◆ Directions for this task: List all lines in the material below that contain "name".
++++ Material for this task
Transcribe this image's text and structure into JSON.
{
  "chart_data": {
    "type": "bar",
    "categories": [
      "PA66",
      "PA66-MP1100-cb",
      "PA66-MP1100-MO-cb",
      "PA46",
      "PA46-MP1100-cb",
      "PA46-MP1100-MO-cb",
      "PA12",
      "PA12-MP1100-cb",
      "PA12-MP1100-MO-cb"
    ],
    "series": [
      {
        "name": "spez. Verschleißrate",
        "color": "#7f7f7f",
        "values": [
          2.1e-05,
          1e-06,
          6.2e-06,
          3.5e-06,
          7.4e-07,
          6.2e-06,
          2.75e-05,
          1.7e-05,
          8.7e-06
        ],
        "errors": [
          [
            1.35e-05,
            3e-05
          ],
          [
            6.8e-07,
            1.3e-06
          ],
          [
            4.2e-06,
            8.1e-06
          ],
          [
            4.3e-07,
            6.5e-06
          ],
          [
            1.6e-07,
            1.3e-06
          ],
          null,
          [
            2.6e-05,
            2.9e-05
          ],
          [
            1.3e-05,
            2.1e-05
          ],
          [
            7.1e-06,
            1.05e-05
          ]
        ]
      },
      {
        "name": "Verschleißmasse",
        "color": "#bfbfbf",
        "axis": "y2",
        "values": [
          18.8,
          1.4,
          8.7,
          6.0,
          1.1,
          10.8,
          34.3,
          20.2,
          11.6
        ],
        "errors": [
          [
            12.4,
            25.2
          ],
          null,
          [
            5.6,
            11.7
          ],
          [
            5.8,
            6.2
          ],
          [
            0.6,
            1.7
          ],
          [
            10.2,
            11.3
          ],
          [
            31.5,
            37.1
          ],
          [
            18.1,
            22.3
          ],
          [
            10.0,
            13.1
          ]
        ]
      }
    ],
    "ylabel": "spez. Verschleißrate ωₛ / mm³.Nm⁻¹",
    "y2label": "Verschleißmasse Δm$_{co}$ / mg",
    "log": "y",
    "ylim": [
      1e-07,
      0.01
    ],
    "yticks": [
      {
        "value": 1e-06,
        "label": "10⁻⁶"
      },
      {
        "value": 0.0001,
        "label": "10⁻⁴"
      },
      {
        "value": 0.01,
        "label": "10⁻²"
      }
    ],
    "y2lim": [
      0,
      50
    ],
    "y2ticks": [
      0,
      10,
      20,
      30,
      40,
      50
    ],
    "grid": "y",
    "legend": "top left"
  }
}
++++++++
◆ Solution:
        "name": "spez. Verschleißrate",
        "name": "Verschleißmasse",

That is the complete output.